Recorded data:
········

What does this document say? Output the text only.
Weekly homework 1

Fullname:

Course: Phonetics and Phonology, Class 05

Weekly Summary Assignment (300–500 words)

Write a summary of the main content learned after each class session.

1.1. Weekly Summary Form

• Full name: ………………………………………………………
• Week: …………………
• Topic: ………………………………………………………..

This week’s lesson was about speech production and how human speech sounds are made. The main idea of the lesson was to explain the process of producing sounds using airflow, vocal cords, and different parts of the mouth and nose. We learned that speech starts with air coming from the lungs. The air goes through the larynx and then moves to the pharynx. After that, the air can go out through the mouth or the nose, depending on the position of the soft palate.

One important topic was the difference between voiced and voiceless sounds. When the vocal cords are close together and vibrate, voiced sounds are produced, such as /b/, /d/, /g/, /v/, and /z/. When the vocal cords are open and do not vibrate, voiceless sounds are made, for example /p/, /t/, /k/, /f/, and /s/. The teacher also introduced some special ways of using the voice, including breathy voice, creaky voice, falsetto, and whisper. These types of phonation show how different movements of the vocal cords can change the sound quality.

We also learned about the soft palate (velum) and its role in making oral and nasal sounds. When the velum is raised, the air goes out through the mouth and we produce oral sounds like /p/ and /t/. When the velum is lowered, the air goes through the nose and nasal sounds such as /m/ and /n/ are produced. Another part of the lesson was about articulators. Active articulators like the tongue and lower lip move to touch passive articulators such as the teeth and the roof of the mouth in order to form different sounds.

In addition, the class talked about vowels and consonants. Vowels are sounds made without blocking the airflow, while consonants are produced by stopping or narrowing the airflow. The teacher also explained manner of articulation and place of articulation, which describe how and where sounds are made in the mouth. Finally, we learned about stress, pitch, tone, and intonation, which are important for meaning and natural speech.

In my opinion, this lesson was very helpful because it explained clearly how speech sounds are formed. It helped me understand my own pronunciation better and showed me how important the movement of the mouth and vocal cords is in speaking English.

········

▶ EXERCISE
The records above should be restated word for word, please.

▶ WRITTEN ANSWER
What does this document say? Output the text only.
Weekly homework 1

Fullname:

Course: Phonetics and Phonology, Class 05

Weekly Summary Assignment (300–500 words)

Write a summary of the main content learned after each class session.

1.1. Weekly Summary Form

• Full name: ………………………………………………………
• Week: …………………
• Topic: ………………………………………………………..

This week’s lesson was about speech production and how human speech sounds are made. The main idea of the lesson was to explain the process of producing sounds using airflow, vocal cords, and different parts of the mouth and nose. We learned that speech starts with air coming from the lungs. The air goes through the larynx and then moves to the pharynx. After that, the air can go out through the mouth or the nose, depending on the position of the soft palate.

One important topic was the difference between voiced and voiceless sounds. When the vocal cords are close together and vibrate, voiced sounds are produced, such as /b/, /d/, /g/, /v/, and /z/. When the vocal cords are open and do not vibrate, voiceless sounds are made, for example /p/, /t/, /k/, /f/, and /s/. The teacher also introduced some special ways of using the voice, including breathy voice, creaky voice, falsetto, and whisper. These types of phonation show how different movements of the vocal cords can change the sound quality.

We also learned about the soft palate (velum) and its role in making oral and nasal sounds. When the velum is raised, the air goes out through the mouth and we produce oral sounds like /p/ and /t/. When the velum is lowered, the air goes through the nose and nasal sounds such as /m/ and /n/ are produced. Another part of the lesson was about articulators. Active articulators like the tongue and lower lip move to touch passive articulators such as the teeth and the roof of the mouth in order to form different sounds.

In addition, the class talked about vowels and consonants. Vowels are sounds made without blocking the airflow, while consonants are produced by stopping or narrowing the airflow. The teacher also explained manner of articulation and place of articulation, which describe how and where sounds are made in the mouth. Finally, we learned about stress, pitch, tone, and intonation, which are important for meaning and natural speech.

In my opinion, this lesson was very helpful because it explained clearly how speech sounds are formed. It helped me understand my own pronunciation better and showed me how important the movement of the mouth and vocal cords is in speaking English.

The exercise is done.